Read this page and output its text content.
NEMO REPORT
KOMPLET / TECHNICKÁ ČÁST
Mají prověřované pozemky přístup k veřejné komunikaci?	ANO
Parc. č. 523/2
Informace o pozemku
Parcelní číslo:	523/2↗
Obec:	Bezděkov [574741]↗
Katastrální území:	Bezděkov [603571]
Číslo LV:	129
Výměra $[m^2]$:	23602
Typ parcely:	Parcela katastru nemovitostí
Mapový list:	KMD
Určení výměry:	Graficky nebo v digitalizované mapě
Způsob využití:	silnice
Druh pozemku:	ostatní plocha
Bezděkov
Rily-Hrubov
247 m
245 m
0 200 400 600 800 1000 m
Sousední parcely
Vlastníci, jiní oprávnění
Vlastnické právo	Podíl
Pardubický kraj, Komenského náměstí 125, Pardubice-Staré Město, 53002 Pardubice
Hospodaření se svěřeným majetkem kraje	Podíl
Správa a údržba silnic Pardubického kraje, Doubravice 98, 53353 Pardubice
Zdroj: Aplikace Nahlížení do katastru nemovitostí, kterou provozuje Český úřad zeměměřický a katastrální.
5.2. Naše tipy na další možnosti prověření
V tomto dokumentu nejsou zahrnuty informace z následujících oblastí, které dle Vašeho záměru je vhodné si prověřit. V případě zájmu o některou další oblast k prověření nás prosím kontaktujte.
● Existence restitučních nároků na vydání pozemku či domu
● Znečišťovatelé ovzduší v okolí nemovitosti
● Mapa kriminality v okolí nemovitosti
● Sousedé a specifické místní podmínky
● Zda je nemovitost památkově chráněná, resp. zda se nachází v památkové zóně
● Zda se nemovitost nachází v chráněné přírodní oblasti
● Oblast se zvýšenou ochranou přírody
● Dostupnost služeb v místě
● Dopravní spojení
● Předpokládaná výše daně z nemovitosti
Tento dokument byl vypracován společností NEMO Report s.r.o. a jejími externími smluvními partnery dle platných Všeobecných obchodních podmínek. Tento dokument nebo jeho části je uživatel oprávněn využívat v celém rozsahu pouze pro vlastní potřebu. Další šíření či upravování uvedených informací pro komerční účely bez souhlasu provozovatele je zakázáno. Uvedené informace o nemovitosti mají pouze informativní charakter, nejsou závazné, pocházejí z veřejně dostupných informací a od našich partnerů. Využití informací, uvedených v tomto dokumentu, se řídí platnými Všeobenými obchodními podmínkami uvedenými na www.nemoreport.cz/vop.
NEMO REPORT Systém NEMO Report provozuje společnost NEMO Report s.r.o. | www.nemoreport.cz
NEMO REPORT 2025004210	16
------------------------------------------------------------------------
WHAT TO DO
Find the string "parcely" in the listing and return every line that holds it.

THE SOLUTION
Typ parcely:	Parcela katastru nemovitostí
Sousední parcely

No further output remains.